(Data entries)
○ ○ ○ ○ ○
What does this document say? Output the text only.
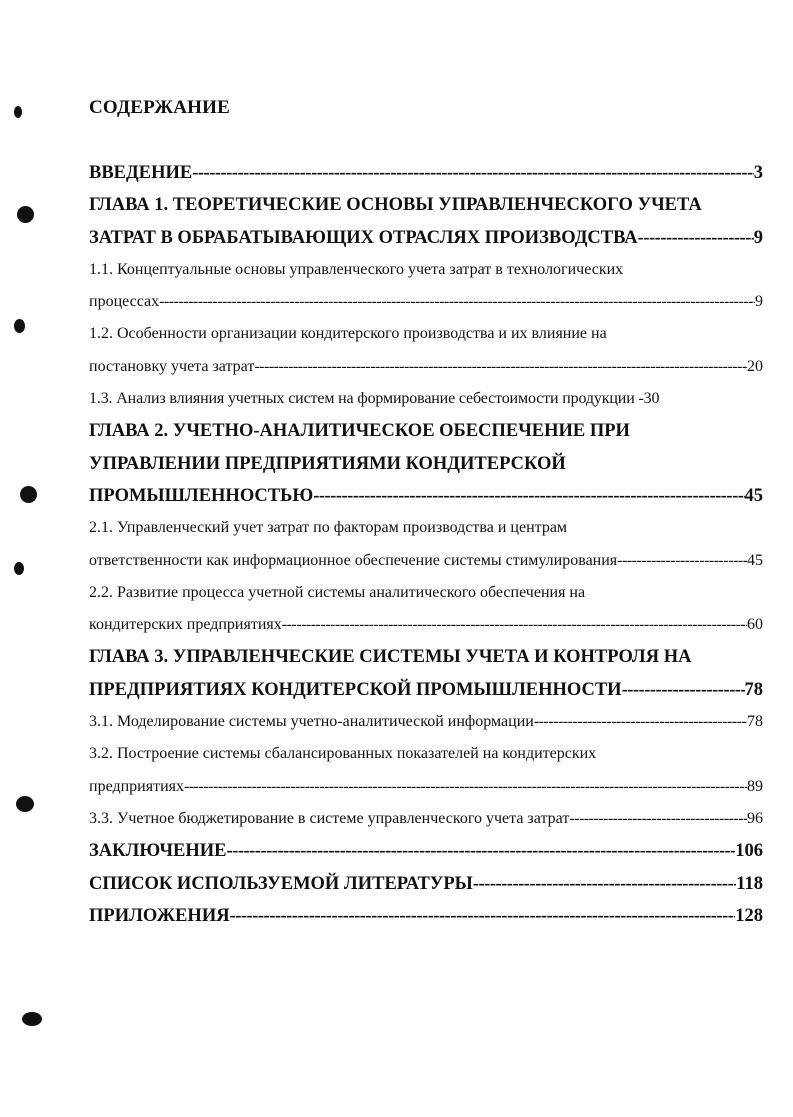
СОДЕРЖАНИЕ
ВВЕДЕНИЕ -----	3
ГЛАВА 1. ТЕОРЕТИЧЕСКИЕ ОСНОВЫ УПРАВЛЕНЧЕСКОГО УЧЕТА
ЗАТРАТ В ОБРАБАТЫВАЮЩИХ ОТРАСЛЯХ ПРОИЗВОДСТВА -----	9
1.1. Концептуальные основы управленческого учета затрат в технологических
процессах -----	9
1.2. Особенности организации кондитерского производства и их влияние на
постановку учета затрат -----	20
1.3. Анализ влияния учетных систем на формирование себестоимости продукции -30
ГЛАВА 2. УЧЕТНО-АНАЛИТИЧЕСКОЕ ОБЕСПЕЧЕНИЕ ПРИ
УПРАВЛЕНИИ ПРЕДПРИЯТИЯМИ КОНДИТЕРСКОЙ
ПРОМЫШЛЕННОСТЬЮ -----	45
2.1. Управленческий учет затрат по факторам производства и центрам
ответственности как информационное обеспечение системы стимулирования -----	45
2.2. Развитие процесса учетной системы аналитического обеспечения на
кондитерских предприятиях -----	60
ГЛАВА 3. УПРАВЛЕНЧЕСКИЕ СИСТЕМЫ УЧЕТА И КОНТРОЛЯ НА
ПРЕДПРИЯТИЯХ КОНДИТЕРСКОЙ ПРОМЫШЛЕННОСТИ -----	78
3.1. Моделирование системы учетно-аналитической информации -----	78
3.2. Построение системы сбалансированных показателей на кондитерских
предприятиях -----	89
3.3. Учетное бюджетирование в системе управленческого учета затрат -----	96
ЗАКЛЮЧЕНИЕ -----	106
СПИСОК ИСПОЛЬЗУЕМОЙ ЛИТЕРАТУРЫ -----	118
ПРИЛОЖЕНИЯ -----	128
○ ○ ○ ○ ○
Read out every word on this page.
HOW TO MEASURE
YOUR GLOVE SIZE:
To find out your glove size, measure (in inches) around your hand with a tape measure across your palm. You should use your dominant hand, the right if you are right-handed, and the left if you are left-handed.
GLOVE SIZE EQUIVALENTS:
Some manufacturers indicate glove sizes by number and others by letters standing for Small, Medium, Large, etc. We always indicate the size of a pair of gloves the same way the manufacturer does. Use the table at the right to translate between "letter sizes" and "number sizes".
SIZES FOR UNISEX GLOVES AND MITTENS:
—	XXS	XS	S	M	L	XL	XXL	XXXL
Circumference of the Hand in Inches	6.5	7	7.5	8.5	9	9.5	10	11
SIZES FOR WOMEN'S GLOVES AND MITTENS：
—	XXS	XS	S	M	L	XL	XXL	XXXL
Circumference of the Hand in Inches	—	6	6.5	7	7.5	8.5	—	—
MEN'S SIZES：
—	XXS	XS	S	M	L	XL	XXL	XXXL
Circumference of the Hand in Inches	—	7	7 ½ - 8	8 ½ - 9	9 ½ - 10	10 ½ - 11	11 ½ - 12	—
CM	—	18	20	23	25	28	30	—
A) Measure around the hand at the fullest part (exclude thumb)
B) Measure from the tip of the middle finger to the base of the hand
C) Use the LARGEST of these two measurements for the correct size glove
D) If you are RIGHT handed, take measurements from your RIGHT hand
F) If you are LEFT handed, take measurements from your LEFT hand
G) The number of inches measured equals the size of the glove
○ ○ ○ ○ ○
#### WRITTEN PROBLEM
Pull out each line holding the string "number".

#### WRITTEN SOLUTION
Some manufacturers indicate glove sizes by number and others by letters standing for Small, Medium, Large, etc. We always indicate the size of a pair of gloves the same way the manufacturer does. Use the table at the right to translate between "letter sizes" and "number sizes".
G) The number of inches measured equals the size of the glove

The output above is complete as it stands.